Give the number of lines that include the word "value", and nothing else.

*TASK MATERIAL:*
════════════════════
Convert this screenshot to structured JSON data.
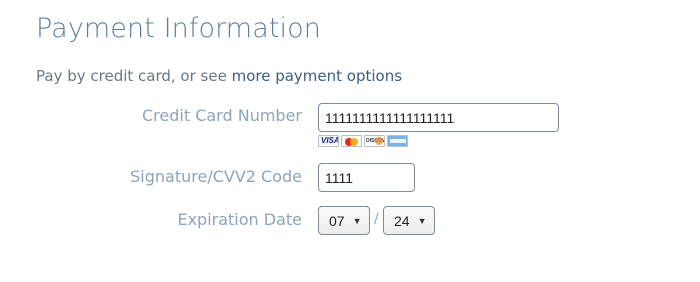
{
  "heading": "Payment Information",
  "subtitle": {
    "prefix": "Pay by credit card, or see ",
    "link": "more payment options"
  },
  "fields": {
    "card_number": {
      "label": "Credit Card Number",
      "value": "1111111111111111111"
    },
    "cvv": {
      "label": "Signature/CVV2 Code",
      "value": "1111"
    },
    "expiration": {
      "label": "Expiration Date",
      "month": "07",
      "year": "24",
      "separator": "/"
    }
  },
  "card_logos": {
    "visa": "VISA",
    "mastercard": "",
    "discover": "DISCOVER",
    "amex": ""
  },
  "colors": {
    "heading": "#5c7f9e",
    "label": "#8ca4ba",
    "link": "#3c5f7f"
  }
}
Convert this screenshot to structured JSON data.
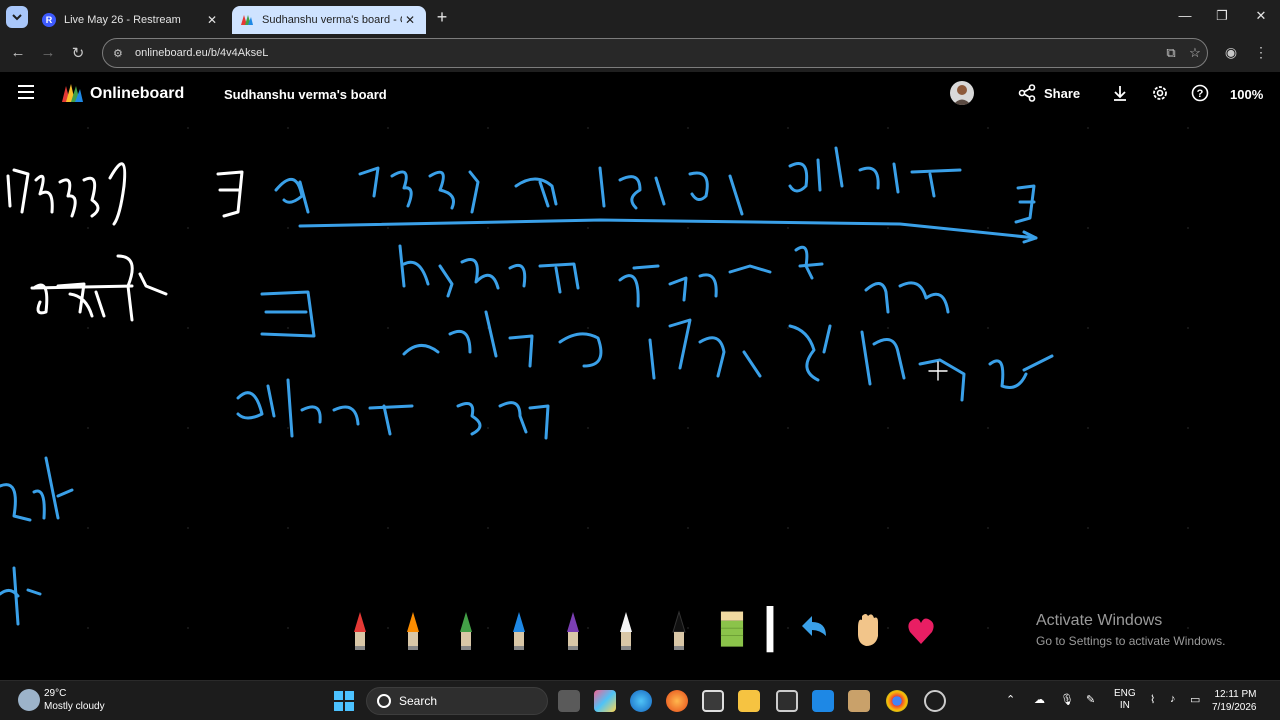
{
  "browser": {
    "tabs": [
      {
        "title": "Live May 26 - Restream",
        "favicon": "restream-icon",
        "active": false
      },
      {
        "title": "Sudhanshu verma's board - Onl",
        "favicon": "onlineboard-icon",
        "active": true
      }
    ],
    "url": "onlineboard.eu/b/4v4AkseL"
  },
  "app": {
    "brand": "Onlineboard",
    "board_name": "Sudhanshu verma's board",
    "share_label": "Share",
    "zoom": "100%"
  },
  "tools": [
    "red-marker",
    "orange-marker",
    "green-marker",
    "blue-marker",
    "purple-marker",
    "white-marker",
    "black-marker",
    "eraser",
    "line-width",
    "undo-arrow",
    "hand-pan",
    "heart-reaction"
  ],
  "watermark": {
    "title": "Activate Windows",
    "subtitle": "Go to Settings to activate Windows."
  },
  "taskbar": {
    "weather_temp": "29°C",
    "weather_desc": "Mostly cloudy",
    "search_label": "Search",
    "lang_top": "ENG",
    "lang_bottom": "IN",
    "time": "12:11 PM",
    "date": "7/19/2026"
  },
  "colors": {
    "ink_blue": "#3aa0e8",
    "ink_white": "#ffffff",
    "active_tab": "#cfe3ff"
  }
}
════════════════════
*RESPONSE TO THE EXERCISE:* 2